### THE REQUEST
Every record must appear in your copy exactly as written, with no pictures.

## START INPUT MATERIAL

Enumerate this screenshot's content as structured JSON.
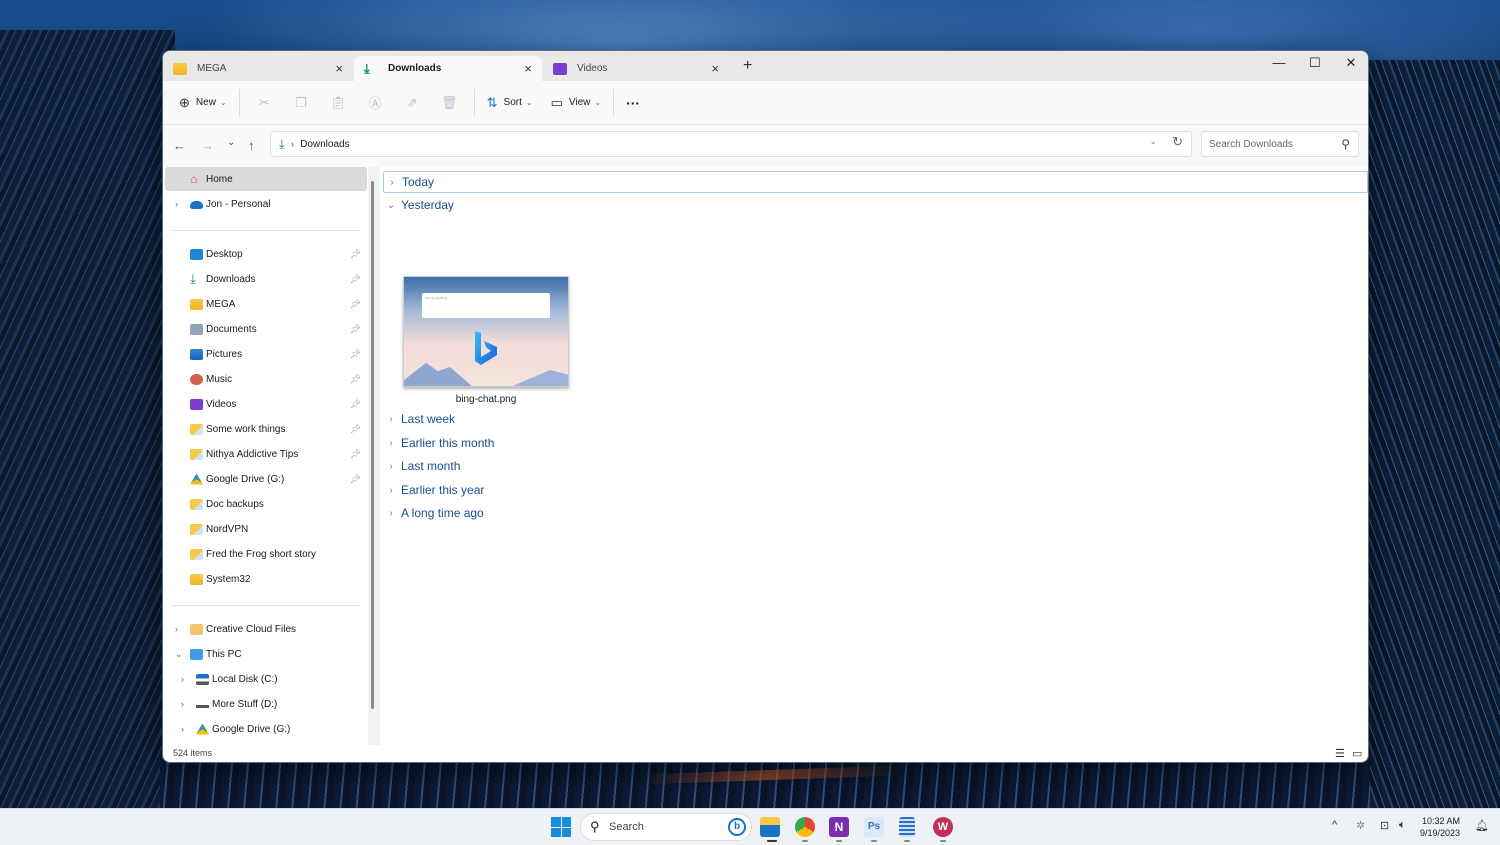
{
  "window": {
    "tabs": [
      {
        "label": "MEGA",
        "icon": "folder-icon",
        "active": false
      },
      {
        "label": "Downloads",
        "icon": "download-icon",
        "active": true
      },
      {
        "label": "Videos",
        "icon": "videos-icon",
        "active": false
      }
    ],
    "new_tab": "+",
    "controls": {
      "minimize": "—",
      "maximize": "☐",
      "close": "✕"
    }
  },
  "toolbar": {
    "new_label": "New",
    "sort_label": "Sort",
    "view_label": "View",
    "more_label": "···",
    "icons": [
      "cut-icon",
      "copy-icon",
      "paste-icon",
      "rename-icon",
      "share-icon",
      "delete-icon"
    ]
  },
  "nav": {
    "back": "←",
    "forward": "→",
    "recent": "⌄",
    "up": "↑",
    "breadcrumb": [
      "Downloads"
    ],
    "search_placeholder": "Search Downloads"
  },
  "sidebar": {
    "top": [
      {
        "label": "Home",
        "icon": "home-icon",
        "selected": true
      },
      {
        "label": "Jon - Personal",
        "icon": "onedrive-icon",
        "expandable": true
      }
    ],
    "quick_access": [
      {
        "label": "Desktop",
        "icon": "desktop-icon",
        "pinned": true
      },
      {
        "label": "Downloads",
        "icon": "download-icon",
        "pinned": true
      },
      {
        "label": "MEGA",
        "icon": "folder-icon",
        "pinned": true
      },
      {
        "label": "Documents",
        "icon": "documents-icon",
        "pinned": true
      },
      {
        "label": "Pictures",
        "icon": "pictures-icon",
        "pinned": true
      },
      {
        "label": "Music",
        "icon": "music-icon",
        "pinned": true
      },
      {
        "label": "Videos",
        "icon": "videos-icon",
        "pinned": true
      },
      {
        "label": "Some work things",
        "icon": "cloud-folder-icon",
        "pinned": true
      },
      {
        "label": "Nithya Addictive Tips",
        "icon": "cloud-folder-icon",
        "pinned": true
      },
      {
        "label": "Google Drive (G:)",
        "icon": "google-drive-icon",
        "pinned": true
      },
      {
        "label": "Doc backups",
        "icon": "cloud-folder-icon",
        "pinned": false
      },
      {
        "label": "NordVPN",
        "icon": "cloud-folder-icon",
        "pinned": false
      },
      {
        "label": "Fred the Frog short story",
        "icon": "cloud-folder-icon",
        "pinned": false
      },
      {
        "label": "System32",
        "icon": "folder-icon",
        "pinned": false
      }
    ],
    "bottom": [
      {
        "label": "Creative Cloud Files",
        "icon": "creative-cloud-icon",
        "expand": "›",
        "level": 0
      },
      {
        "label": "This PC",
        "icon": "this-pc-icon",
        "expand": "⌄",
        "level": 0
      },
      {
        "label": "Local Disk (C:)",
        "icon": "local-disk-icon",
        "expand": "›",
        "level": 1
      },
      {
        "label": "More Stuff (D:)",
        "icon": "drive-icon",
        "expand": "›",
        "level": 1
      },
      {
        "label": "Google Drive (G:)",
        "icon": "google-drive-icon",
        "expand": "›",
        "level": 1
      }
    ]
  },
  "content": {
    "groups": [
      {
        "label": "Today",
        "expanded": false
      },
      {
        "label": "Yesterday",
        "expanded": true
      },
      {
        "label": "Last week",
        "expanded": false
      },
      {
        "label": "Earlier this month",
        "expanded": false
      },
      {
        "label": "Last month",
        "expanded": false
      },
      {
        "label": "Earlier this year",
        "expanded": false
      },
      {
        "label": "A long time ago",
        "expanded": false
      }
    ],
    "files": [
      {
        "name": "bing-chat.png",
        "thumb_text": "Ask me anything..."
      }
    ]
  },
  "status": {
    "item_count": "524 items"
  },
  "taskbar": {
    "search_label": "Search",
    "apps": [
      "start-icon",
      "file-explorer-icon",
      "chrome-icon",
      "onenote-icon",
      "photoshop-icon",
      "notepad-icon",
      "wps-icon"
    ],
    "time": "10:32 AM",
    "date": "9/19/2023"
  }
}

## END INPUT MATERIAL

### SOLUTION
Enumerate this screenshot's content as structured JSON.
{
  "window": {
    "tabs": [
      {
        "label": "MEGA",
        "icon": "folder-icon",
        "active": false
      },
      {
        "label": "Downloads",
        "icon": "download-icon",
        "active": true
      },
      {
        "label": "Videos",
        "icon": "videos-icon",
        "active": false
      }
    ],
    "new_tab": "+",
    "controls": {
      "minimize": "—",
      "maximize": "☐",
      "close": "✕"
    }
  },
  "toolbar": {
    "new_label": "New",
    "sort_label": "Sort",
    "view_label": "View",
    "more_label": "···",
    "icons": [
      "cut-icon",
      "copy-icon",
      "paste-icon",
      "rename-icon",
      "share-icon",
      "delete-icon"
    ]
  },
  "nav": {
    "back": "←",
    "forward": "→",
    "recent": "⌄",
    "up": "↑",
    "breadcrumb": [
      "Downloads"
    ],
    "search_placeholder": "Search Downloads"
  },
  "sidebar": {
    "top": [
      {
        "label": "Home",
        "icon": "home-icon",
        "selected": true
      },
      {
        "label": "Jon - Personal",
        "icon": "onedrive-icon",
        "expandable": true
      }
    ],
    "quick_access": [
      {
        "label": "Desktop",
        "icon": "desktop-icon",
        "pinned": true
      },
      {
        "label": "Downloads",
        "icon": "download-icon",
        "pinned": true
      },
      {
        "label": "MEGA",
        "icon": "folder-icon",
        "pinned": true
      },
      {
        "label": "Documents",
        "icon": "documents-icon",
        "pinned": true
      },
      {
        "label": "Pictures",
        "icon": "pictures-icon",
        "pinned": true
      },
      {
        "label": "Music",
        "icon": "music-icon",
        "pinned": true
      },
      {
        "label": "Videos",
        "icon": "videos-icon",
        "pinned": true
      },
      {
        "label": "Some work things",
        "icon": "cloud-folder-icon",
        "pinned": true
      },
      {
        "label": "Nithya Addictive Tips",
        "icon": "cloud-folder-icon",
        "pinned": true
      },
      {
        "label": "Google Drive (G:)",
        "icon": "google-drive-icon",
        "pinned": true
      },
      {
        "label": "Doc backups",
        "icon": "cloud-folder-icon",
        "pinned": false
      },
      {
        "label": "NordVPN",
        "icon": "cloud-folder-icon",
        "pinned": false
      },
      {
        "label": "Fred the Frog short story",
        "icon": "cloud-folder-icon",
        "pinned": false
      },
      {
        "label": "System32",
        "icon": "folder-icon",
        "pinned": false
      }
    ],
    "bottom": [
      {
        "label": "Creative Cloud Files",
        "icon": "creative-cloud-icon",
        "expand": "›",
        "level": 0
      },
      {
        "label": "This PC",
        "icon": "this-pc-icon",
        "expand": "⌄",
        "level": 0
      },
      {
        "label": "Local Disk (C:)",
        "icon": "local-disk-icon",
        "expand": "›",
        "level": 1
      },
      {
        "label": "More Stuff (D:)",
        "icon": "drive-icon",
        "expand": "›",
        "level": 1
      },
      {
        "label": "Google Drive (G:)",
        "icon": "google-drive-icon",
        "expand": "›",
        "level": 1
      }
    ]
  },
  "content": {
    "groups": [
      {
        "label": "Today",
        "expanded": false
      },
      {
        "label": "Yesterday",
        "expanded": true
      },
      {
        "label": "Last week",
        "expanded": false
      },
      {
        "label": "Earlier this month",
        "expanded": false
      },
      {
        "label": "Last month",
        "expanded": false
      },
      {
        "label": "Earlier this year",
        "expanded": false
      },
      {
        "label": "A long time ago",
        "expanded": false
      }
    ],
    "files": [
      {
        "name": "bing-chat.png",
        "thumb_text": "Ask me anything..."
      }
    ]
  },
  "status": {
    "item_count": "524 items"
  },
  "taskbar": {
    "search_label": "Search",
    "apps": [
      "start-icon",
      "file-explorer-icon",
      "chrome-icon",
      "onenote-icon",
      "photoshop-icon",
      "notepad-icon",
      "wps-icon"
    ],
    "time": "10:32 AM",
    "date": "9/19/2023"
  }
}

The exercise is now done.